**PASSAGE FOR REVIEW**
[Start of section]

The building was commissioned to replace the old Swansea Guildhall. The site selected for the building had previously formed part of Victoria Park. The foundation stone for the building was laid on 4 May 1932. The building was designed by Sir Percy Thomas in the neoclassical style (but perhaps more accurately described as Stripped Classicism) and was officially opened by The Duke of Kent on 23 October 1934.

The design envisaged a building finished in white Portland stone, and included a 48 metres art deco clock-tower, making it a landmark. The clock-tower featured the prow of a Viking longship, jutting out on each side as a reminder of Sweyn Forkbeard, thought to be the founder of Swansea. The council chamber used panelling made of Australian walnut and columns 22 feet high. Bronze busts depicting the local Members of Parliament, David Matthews, David Williams, Percy Morris and David Grenfell, were subsequently installed outside the council chamber. Percy Thomas won the Bronze Medal for Architecture from the Royal Institute of British Architects for his work in 1935.

Despite the prominence of the building from the air, the building emerged unscathed in February 1941 during the Swansea Blitz of the Second World War.

On 3 July 1969, The Prince of Wales made an announcement in person at the Guildhall that the town of Swansea would become a city.

The west wing of the building was used as the venue for the Swansea assizes. Following the implementation of the Courts Act 1971, the former assizes courthouse became the venue for hearings of the newly designated Swansea Crown Court. Crown court hearings then moved to a dedicated courthouse in St Helen's Road in 1988.

In the 1980s, the first recorded urban breeding pair of peregrine falcons was observed nesting on the Swansea Guildhall.

For most of the 20th century, the Guildhall was also the meeting place of Swansea City Council; however, it ceased to be the local seat of government when the enlarged City and County of Swansea Council was formed at Swansea Civic Centre in 1996. It continues to accommodate the city's law courts and also the council's administration offices. The Guildhall clock was last overhauled in 2019.

[End of section]

**CHECK YOUR UNDERSTANDING**
1) List the local Members of Parliament whose bronze busts were installed outside the council chamber, according to the Swansea Guildhall text.
2) Please quote the Swansea Guildhall text from "In the 1980s, the" up to and including "overhauled in 2019.".

**DATA EXTRACT**

[Start of section]

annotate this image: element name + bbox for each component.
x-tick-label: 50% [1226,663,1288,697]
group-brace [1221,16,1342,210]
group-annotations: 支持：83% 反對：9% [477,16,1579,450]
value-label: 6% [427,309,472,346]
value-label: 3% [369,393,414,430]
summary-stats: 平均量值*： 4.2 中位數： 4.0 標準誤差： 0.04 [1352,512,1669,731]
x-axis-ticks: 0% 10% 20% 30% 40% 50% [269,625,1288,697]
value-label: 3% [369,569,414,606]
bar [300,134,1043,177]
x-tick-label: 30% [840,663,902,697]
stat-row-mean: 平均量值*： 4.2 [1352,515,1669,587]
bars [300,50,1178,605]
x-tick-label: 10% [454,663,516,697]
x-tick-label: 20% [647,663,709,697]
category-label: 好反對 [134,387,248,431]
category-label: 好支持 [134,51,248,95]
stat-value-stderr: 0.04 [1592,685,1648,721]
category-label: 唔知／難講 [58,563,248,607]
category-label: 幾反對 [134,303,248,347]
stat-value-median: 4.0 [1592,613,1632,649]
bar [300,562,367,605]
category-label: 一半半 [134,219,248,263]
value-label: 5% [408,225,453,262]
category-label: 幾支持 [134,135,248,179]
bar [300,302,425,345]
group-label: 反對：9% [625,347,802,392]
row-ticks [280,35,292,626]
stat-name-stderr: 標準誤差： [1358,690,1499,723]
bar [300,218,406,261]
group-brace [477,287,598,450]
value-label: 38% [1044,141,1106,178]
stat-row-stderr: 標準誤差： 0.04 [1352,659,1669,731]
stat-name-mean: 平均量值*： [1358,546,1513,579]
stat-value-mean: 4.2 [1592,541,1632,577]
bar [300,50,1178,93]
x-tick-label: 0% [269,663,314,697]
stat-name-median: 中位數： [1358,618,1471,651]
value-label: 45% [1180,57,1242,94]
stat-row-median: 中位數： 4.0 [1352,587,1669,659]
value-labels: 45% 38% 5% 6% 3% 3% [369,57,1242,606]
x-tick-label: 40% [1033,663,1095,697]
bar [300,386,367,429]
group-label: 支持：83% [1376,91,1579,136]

[End of section]

**ACTIVITY ANSWERS**
1) David Matthews, David Williams, Percy Morris, David Grenfell

2)
In the 1980s, the first recorded urban breeding pair of peregrine falcons was observed nesting on the Swansea Guildhall.

For most of the 20th century, the Guildhall was also the meeting place of Swansea City Council; however, it ceased to be the local seat of government when the enlarged City and County of Swansea Council was formed at Swansea Civic Centre in 1996. It continues to accommodate the city's law courts and also the council's administration offices. The Guildhall clock was last overhauled in 2019.